## Exercise aim
Search the entries for lines that contain the word "Faculty", and report each one found.

BEGIN Task inputs

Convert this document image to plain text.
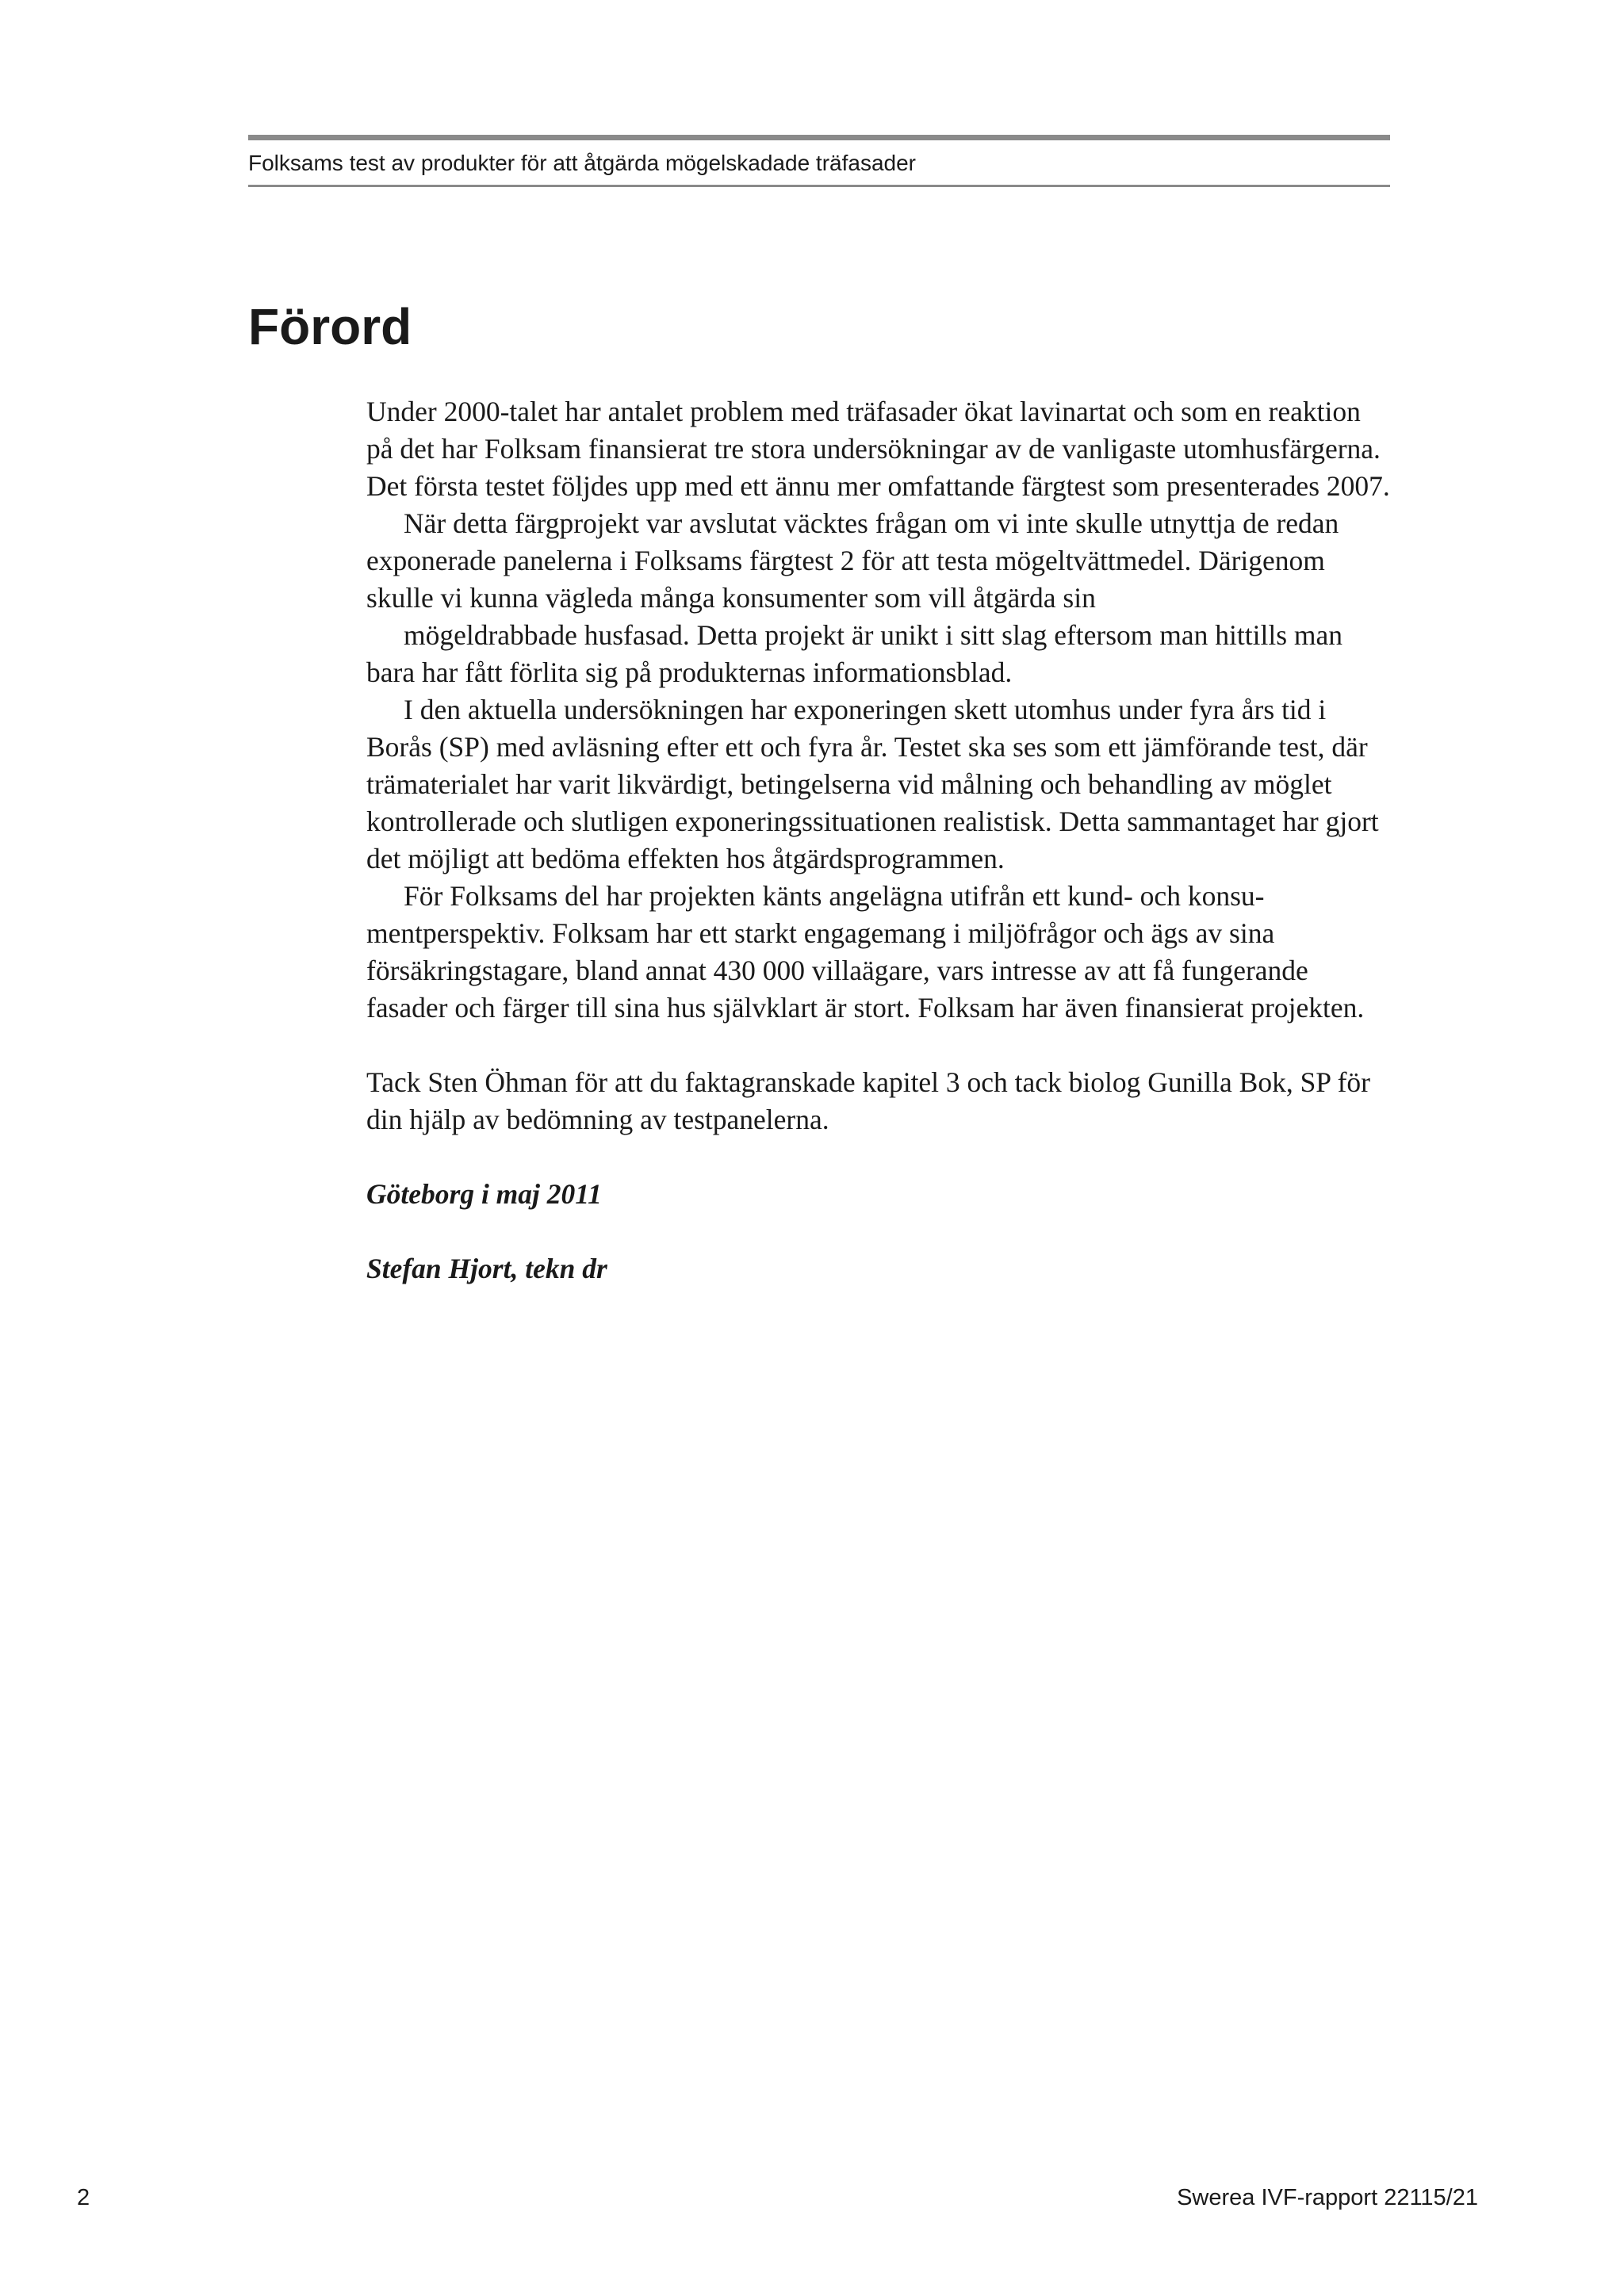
Folksams test av produkter för att åtgärda mögelskadade träfasader
Förord

Under 2000-talet har antalet problem med träfasader ökat lavinartat och som en reaktion på det har Folksam finansierat tre stora undersökningar av de vanligaste utomhusfärgerna. Det första testet följdes upp med ett ännu mer omfattande färgtest som presenterades 2007.

När detta färgprojekt var avslutat väcktes frågan om vi inte skulle utnyttja de redan exponerade panelerna i Folksams färgtest 2 för att testa mögeltvättmedel. Därigenom skulle vi kunna vägleda många konsumenter som vill åtgärda sin

mögeldrabbade husfasad. Detta projekt är unikt i sitt slag eftersom man hittills man bara har fått förlita sig på produkternas informationsblad.

I den aktuella undersökningen har exponeringen skett utomhus under fyra års tid i Borås (SP) med avläsning efter ett och fyra år. Testet ska ses som ett jämförande test, där trämaterialet har varit likvärdigt, betingelserna vid målning och behandling av möglet kontrollerade och slutligen exponeringssituationen realistisk. Detta sammantaget har gjort det möjligt att bedöma effekten hos åtgärdsprogrammen.

För Folksams del har projekten känts angelägna utifrån ett kund- och konsu-mentperspektiv. Folksam har ett starkt engagemang i miljöfrågor och ägs av sina försäkringstagare, bland annat 430 000 villaägare, vars intresse av att få fungerande fasader och färger till sina hus självklart är stort. Folksam har även finansierat projekten.

Tack Sten Öhman för att du faktagranskade kapitel 3 och tack biolog Gunilla Bok, SP för din hjälp av bedömning av testpanelerna.

Göteborg i maj 2011

Stefan Hjort, tekn dr

2	Swerea IVF-rapport 22115/21
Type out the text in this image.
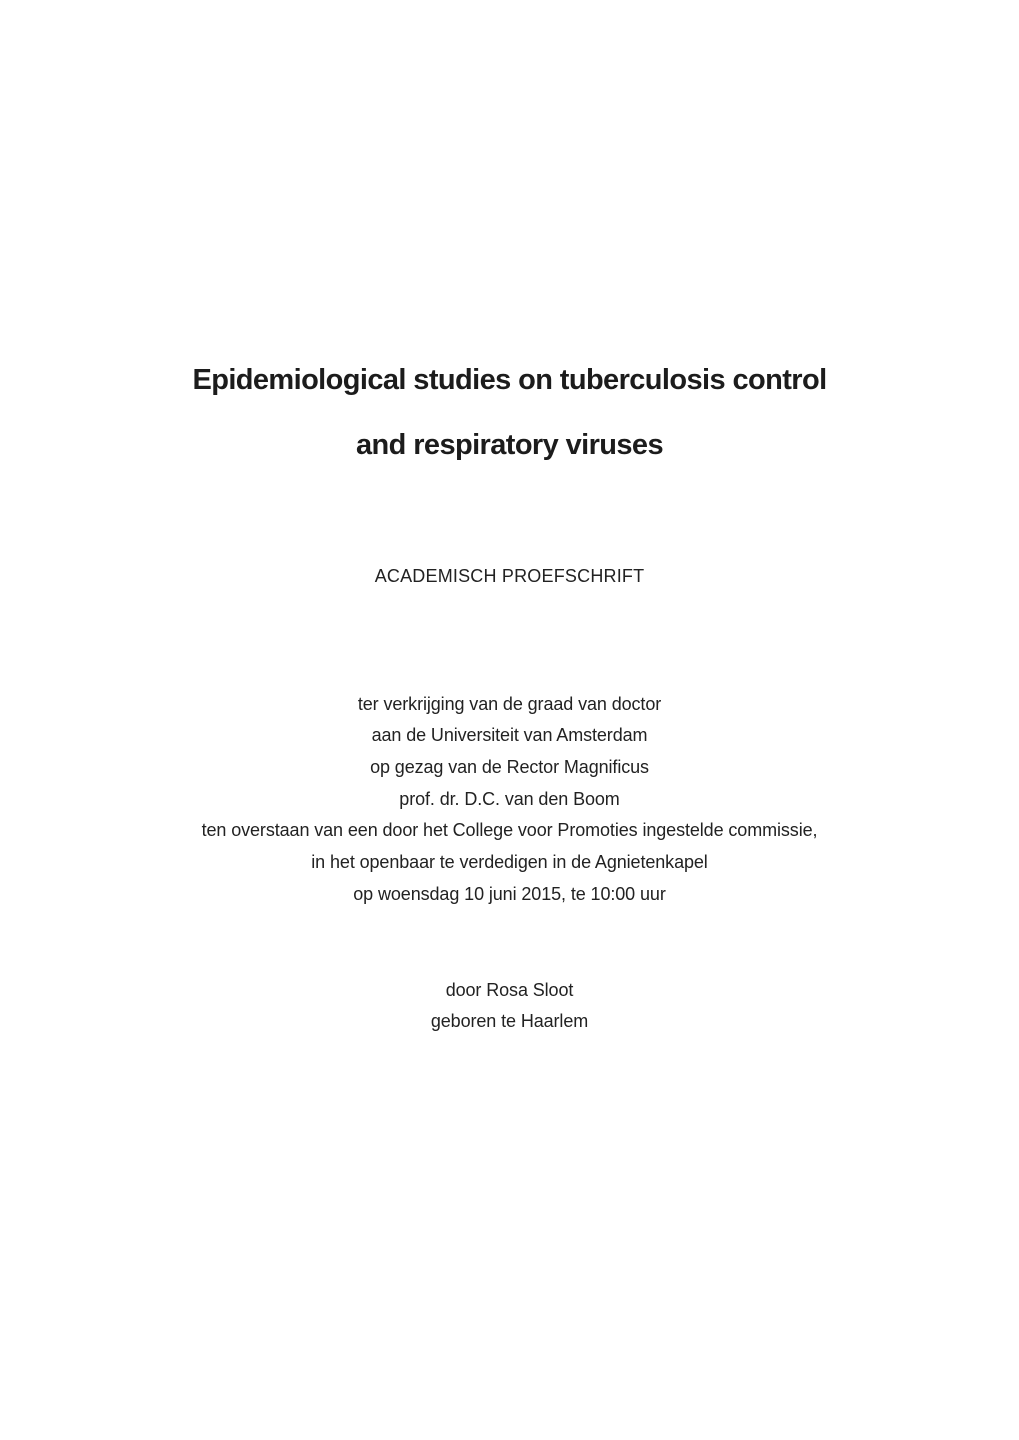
Epidemiological studies on tuberculosis control
and respiratory viruses
ACADEMISCH PROEFSCHRIFT
ter verkrijging van de graad van doctor
aan de Universiteit van Amsterdam
op gezag van de Rector Magnificus
prof. dr. D.C. van den Boom
ten overstaan van een door het College voor Promoties ingestelde commissie,
in het openbaar te verdedigen in de Agnietenkapel
op woensdag 10 juni 2015, te 10:00 uur
door Rosa Sloot
geboren te Haarlem
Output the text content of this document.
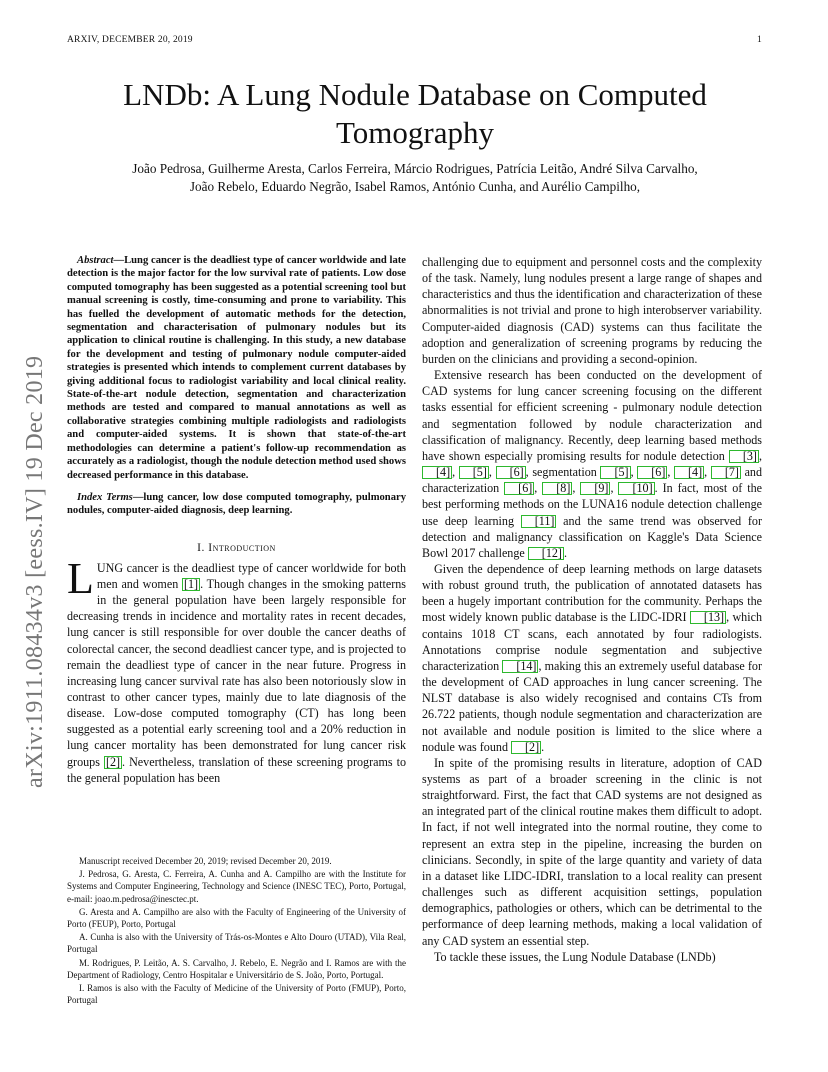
ARXIV, DECEMBER 20, 2019	1
arXiv:1911.08434v3 [eess.IV] 19 Dec 2019
LNDb: A Lung Nodule Database on Computed Tomography
João Pedrosa, Guilherme Aresta, Carlos Ferreira, Márcio Rodrigues, Patrícia Leitão, André Silva Carvalho,
João Rebelo, Eduardo Negrão, Isabel Ramos, António Cunha, and Aurélio Campilho,

Abstract—Lung cancer is the deadliest type of cancer worldwide and late detection is the major factor for the low survival rate of patients. Low dose computed tomography has been suggested as a potential screening tool but manual screening is costly, time-consuming and prone to variability. This has fuelled the development of automatic methods for the detection, segmentation and characterisation of pulmonary nodules but its application to clinical routine is challenging. In this study, a new database for the development and testing of pulmonary nodule computer-aided strategies is presented which intends to complement current databases by giving additional focus to radiologist variability and local clinical reality. State-of-the-art nodule detection, segmentation and characterization methods are tested and compared to manual annotations as well as collaborative strategies combining multiple radiologists and radiologists and computer-aided systems. It is shown that state-of-the-art methodologies can determine a patient's follow-up recommendation as accurately as a radiologist, though the nodule detection method used shows decreased performance in this database.

Index Terms—lung cancer, low dose computed tomography, pulmonary nodules, computer-aided diagnosis, deep learning.

I. Introduction

LUNG cancer is the deadliest type of cancer worldwide for both men and women [1] . Though changes in the smoking patterns in the general population have been largely responsible for decreasing trends in incidence and mortality rates in recent decades, lung cancer is still responsible for over double the cancer deaths of colorectal cancer, the second deadliest cancer type, and is projected to remain the deadliest type of cancer in the near future. Progress in increasing lung cancer survival rate has also been notoriously slow in contrast to other cancer types, mainly due to late diagnosis of the disease. Low-dose computed tomography (CT) has long been suggested as a potential early screening tool and a 20% reduction in lung cancer mortality has been demonstrated for lung cancer risk groups [2] . Nevertheless, translation of these screening programs to the general population has been

Manuscript received December 20, 2019; revised December 20, 2019.

J. Pedrosa, G. Aresta, C. Ferreira, A. Cunha and A. Campilho are with the Institute for Systems and Computer Engineering, Technology and Science (INESC TEC), Porto, Portugal, e-mail: joao.m.pedrosa@inesctec.pt.

G. Aresta and A. Campilho are also with the Faculty of Engineering of the University of Porto (FEUP), Porto, Portugal

A. Cunha is also with the University of Trás-os-Montes e Alto Douro (UTAD), Vila Real, Portugal

M. Rodrigues, P. Leitão, A. S. Carvalho, J. Rebelo, E. Negrão and I. Ramos are with the Department of Radiology, Centro Hospitalar e Universitário de S. João, Porto, Portugal.

I. Ramos is also with the Faculty of Medicine of the University of Porto (FMUP), Porto, Portugal

challenging due to equipment and personnel costs and the complexity of the task. Namely, lung nodules present a large range of shapes and characteristics and thus the identification and characterization of these abnormalities is not trivial and prone to high interobserver variability. Computer-aided diagnosis (CAD) systems can thus facilitate the adoption and generalization of screening programs by reducing the burden on the clinicians and providing a second-opinion.

Extensive research has been conducted on the development of CAD systems for lung cancer screening focusing on the different tasks essential for efficient screening - pulmonary nodule detection and segmentation followed by nodule characterization and classification of malignancy. Recently, deep learning based methods have shown especially promising results for nodule detection [3] , [4] , [5] , [6] , segmentation [5] , [6] , [4] , [7] and characterization [6] , [8] , [9] , [10] . In fact, most of the best performing methods on the LUNA16 nodule detection challenge use deep learning [11] and the same trend was observed for detection and malignancy classification on Kaggle's Data Science Bowl 2017 challenge [12] .

Given the dependence of deep learning methods on large datasets with robust ground truth, the publication of annotated datasets has been a hugely important contribution for the community. Perhaps the most widely known public database is the LIDC-IDRI [13] , which contains 1018 CT scans, each annotated by four radiologists. Annotations comprise nodule segmentation and subjective characterization [14] , making this an extremely useful database for the development of CAD approaches in lung cancer screening. The NLST database is also widely recognised and contains CTs from 26.722 patients, though nodule segmentation and characterization are not available and nodule position is limited to the slice where a nodule was found [2] .

In spite of the promising results in literature, adoption of CAD systems as part of a broader screening in the clinic is not straightforward. First, the fact that CAD systems are not designed as an integrated part of the clinical routine makes them difficult to adopt. In fact, if not well integrated into the normal routine, they come to represent an extra step in the pipeline, increasing the burden on clinicians. Secondly, in spite of the large quantity and variety of data in a dataset like LIDC-IDRI, translation to a local reality can present challenges such as different acquisition settings, population demographics, pathologies or others, which can be detrimental to the performance of deep learning methods, making a local validation of any CAD system an essential step.

To tackle these issues, the Lung Nodule Database (LNDb)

END Task inputs

## The completed task
G. Aresta and A. Campilho are also with the Faculty of Engineering of the University of Porto (FEUP), Porto, Portugal
I. Ramos is also with the Faculty of Medicine of the University of Porto (FMUP), Porto, Portugal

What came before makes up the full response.